Texto fornecido —
────────────────
Depois de viver parte expressiva da sua vida sob orientações protestantes, seguindo a tradição familiar, o próprio Dawson (1889-1970) migrou, durante sua fase adulta, para o catolicismo e morreu acreditando na possibilitade de um retorno à unidade da ordem cristã, com a superação de impasses consolidados a partir das ideias defendidas por Martinho Lutero, no início do século 16, na Alemanha. Segundo ele, conflitos desnecessários e, se não resolvidos, pelo menos reconhecidos pelo tempo e passíveis de superação, ou de convivência pacífica possível.
────────────────
Dados armazenados
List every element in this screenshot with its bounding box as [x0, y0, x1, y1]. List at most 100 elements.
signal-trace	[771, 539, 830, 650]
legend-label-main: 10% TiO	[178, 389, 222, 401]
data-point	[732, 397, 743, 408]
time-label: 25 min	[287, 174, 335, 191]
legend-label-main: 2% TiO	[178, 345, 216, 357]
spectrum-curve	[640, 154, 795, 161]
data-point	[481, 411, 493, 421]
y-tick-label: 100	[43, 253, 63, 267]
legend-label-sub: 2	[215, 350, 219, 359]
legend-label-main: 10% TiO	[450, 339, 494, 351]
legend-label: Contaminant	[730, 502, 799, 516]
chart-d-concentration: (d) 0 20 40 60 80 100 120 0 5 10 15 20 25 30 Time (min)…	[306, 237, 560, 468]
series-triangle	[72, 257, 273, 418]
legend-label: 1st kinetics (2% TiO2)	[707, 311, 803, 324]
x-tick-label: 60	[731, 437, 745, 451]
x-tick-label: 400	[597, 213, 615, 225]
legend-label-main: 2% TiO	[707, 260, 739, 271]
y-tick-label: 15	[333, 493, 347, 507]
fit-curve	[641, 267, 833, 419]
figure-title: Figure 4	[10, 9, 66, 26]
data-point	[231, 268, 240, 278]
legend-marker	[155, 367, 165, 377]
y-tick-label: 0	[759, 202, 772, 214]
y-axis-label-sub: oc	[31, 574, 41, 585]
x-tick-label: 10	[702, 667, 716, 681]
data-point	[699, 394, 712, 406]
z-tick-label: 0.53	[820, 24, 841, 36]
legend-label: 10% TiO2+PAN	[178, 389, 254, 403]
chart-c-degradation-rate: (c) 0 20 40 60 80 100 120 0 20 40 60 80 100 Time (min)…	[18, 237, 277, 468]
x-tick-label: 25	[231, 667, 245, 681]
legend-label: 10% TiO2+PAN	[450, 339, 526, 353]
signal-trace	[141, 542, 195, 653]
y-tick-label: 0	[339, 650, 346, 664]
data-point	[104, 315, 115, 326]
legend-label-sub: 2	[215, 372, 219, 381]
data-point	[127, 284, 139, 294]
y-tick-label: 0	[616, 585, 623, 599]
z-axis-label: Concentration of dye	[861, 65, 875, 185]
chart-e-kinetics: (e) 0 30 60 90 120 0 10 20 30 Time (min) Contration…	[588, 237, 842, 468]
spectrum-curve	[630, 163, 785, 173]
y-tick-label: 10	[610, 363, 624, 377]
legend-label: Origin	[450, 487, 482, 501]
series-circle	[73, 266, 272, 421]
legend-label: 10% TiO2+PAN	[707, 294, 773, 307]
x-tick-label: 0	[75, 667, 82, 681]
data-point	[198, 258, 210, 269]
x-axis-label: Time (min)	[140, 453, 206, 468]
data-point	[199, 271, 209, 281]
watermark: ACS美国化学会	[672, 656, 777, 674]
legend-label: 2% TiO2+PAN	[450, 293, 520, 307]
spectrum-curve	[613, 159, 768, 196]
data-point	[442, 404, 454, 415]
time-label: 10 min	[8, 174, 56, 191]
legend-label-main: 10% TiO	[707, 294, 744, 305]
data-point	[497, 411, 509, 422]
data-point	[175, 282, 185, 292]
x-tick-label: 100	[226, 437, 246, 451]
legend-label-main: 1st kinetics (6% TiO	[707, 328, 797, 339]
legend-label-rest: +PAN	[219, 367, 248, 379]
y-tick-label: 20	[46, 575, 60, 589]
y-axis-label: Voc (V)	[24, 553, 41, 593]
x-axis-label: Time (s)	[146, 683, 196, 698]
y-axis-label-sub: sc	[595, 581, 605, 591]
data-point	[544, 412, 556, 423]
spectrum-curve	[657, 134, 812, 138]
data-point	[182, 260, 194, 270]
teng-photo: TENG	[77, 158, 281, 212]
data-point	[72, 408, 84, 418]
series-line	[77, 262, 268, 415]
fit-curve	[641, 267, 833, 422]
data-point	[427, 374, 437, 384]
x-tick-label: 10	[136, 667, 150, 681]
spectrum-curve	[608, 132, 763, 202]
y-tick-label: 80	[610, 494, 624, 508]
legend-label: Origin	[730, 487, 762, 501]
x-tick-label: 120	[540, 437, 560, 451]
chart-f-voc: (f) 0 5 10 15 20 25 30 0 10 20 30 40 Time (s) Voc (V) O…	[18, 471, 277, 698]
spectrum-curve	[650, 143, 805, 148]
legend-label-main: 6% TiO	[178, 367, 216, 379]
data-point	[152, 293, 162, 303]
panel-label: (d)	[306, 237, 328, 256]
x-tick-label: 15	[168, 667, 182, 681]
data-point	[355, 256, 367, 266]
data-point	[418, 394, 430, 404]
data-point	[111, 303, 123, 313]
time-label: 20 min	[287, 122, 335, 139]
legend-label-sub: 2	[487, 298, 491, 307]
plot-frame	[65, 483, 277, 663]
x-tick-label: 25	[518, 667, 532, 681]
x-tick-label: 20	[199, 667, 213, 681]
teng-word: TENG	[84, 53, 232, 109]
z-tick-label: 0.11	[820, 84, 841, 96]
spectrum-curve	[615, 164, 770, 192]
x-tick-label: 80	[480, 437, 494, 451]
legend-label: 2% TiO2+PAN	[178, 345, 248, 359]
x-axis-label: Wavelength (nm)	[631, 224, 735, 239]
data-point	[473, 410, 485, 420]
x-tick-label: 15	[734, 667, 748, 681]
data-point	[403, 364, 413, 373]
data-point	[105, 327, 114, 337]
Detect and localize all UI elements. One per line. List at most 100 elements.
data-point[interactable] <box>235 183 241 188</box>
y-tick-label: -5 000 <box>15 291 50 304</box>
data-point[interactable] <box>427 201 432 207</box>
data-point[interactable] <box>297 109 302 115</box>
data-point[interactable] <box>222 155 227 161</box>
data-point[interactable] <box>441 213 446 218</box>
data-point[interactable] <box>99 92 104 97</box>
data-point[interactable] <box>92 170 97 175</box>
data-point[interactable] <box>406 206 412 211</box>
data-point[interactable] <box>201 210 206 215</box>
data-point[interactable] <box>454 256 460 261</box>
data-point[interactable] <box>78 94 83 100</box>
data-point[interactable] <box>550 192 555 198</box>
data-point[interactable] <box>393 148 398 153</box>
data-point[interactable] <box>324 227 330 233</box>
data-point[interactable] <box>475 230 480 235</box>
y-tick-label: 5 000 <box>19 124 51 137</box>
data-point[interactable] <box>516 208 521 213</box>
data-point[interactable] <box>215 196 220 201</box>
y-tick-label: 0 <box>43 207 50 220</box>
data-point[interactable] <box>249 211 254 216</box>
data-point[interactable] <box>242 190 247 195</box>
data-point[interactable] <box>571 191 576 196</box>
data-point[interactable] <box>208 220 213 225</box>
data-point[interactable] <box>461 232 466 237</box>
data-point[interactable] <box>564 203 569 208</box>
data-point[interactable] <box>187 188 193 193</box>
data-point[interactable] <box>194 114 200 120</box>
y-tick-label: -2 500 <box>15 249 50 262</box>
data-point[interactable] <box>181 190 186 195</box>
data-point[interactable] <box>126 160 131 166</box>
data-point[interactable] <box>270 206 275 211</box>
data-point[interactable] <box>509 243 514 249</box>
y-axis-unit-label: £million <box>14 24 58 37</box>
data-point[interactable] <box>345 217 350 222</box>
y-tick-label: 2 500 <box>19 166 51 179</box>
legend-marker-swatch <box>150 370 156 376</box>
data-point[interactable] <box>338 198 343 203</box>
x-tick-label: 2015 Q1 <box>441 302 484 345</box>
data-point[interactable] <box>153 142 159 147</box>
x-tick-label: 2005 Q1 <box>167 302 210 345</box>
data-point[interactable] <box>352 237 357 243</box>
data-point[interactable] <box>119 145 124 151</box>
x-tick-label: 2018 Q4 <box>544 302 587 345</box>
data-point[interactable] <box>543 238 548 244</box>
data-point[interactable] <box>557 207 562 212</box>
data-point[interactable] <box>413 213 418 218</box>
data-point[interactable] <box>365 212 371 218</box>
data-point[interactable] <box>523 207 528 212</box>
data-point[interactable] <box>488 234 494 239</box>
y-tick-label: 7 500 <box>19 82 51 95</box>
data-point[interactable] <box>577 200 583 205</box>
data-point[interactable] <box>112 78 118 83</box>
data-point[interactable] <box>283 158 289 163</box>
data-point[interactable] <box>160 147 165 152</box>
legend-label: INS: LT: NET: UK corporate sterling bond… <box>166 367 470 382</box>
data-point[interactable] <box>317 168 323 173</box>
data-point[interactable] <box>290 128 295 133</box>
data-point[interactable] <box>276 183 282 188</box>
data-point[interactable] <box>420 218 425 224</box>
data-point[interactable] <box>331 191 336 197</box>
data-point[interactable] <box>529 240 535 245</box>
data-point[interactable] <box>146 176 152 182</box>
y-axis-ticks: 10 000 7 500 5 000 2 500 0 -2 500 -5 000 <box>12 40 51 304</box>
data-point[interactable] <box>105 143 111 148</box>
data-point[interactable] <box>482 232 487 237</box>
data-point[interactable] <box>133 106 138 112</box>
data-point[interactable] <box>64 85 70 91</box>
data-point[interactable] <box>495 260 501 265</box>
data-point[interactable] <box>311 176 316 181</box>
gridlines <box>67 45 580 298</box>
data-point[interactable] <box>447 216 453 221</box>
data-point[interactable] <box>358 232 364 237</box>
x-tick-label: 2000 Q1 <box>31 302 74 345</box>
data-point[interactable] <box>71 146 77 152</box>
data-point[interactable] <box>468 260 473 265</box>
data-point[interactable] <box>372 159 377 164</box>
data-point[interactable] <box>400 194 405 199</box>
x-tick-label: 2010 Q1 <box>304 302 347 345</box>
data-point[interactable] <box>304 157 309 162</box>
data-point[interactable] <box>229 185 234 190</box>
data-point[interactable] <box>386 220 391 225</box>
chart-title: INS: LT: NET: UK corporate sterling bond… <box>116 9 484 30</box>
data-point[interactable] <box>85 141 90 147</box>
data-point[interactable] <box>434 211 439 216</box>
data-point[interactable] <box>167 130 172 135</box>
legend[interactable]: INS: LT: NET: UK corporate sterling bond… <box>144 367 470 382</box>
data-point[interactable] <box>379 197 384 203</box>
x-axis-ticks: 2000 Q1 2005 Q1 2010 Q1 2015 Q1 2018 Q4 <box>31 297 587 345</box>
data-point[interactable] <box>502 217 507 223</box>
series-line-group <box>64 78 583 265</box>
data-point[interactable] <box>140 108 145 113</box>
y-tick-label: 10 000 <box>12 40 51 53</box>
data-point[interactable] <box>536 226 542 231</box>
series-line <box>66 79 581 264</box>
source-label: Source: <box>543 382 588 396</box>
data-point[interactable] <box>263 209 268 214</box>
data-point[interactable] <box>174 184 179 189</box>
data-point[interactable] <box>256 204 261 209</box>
────────────────
Atividades propostas —
1: Resuma em uma única frase o texto sobre Dawson.
2: Escreva a continuação do texto sobre Dawson, começando logo após a última frase apresentada.

Respostas do exercício —
1: Dawson (1889-1970), que viveu boa parte da vida sob orientações protestantes por tradição familiar, passou ao catolicismo na fase adulta e morreu acreditando ser possível retornar à unidade da ordem cristã, superando os impasses consolidados a partir das ideias de Martinho Lutero no início do século 16, na Alemanha.

2:
Dom Devair

O bispo da Diocese de Piracicaba, Dom Devair Araújo da Fonseca, em entrevista exclusiva à Gazeta, fez uma leitura interessante sobre o Natal e também, como Dawson, visa uma nova ordem de relações sociais, mais harmoniosa e fraterna, tendo o cristianismo como norte para as famílias, mas sem interferir nas escolhas diferentes das demais famílias. Ele avança também para a perspectiva platônica, e clama aos cristãos para que ergam suas bandeiras nesse mar turbulento e revelem o poder da fé no filho de Deus, tanto para aqueles que comungam da mesma orientação religiosa como para os demais.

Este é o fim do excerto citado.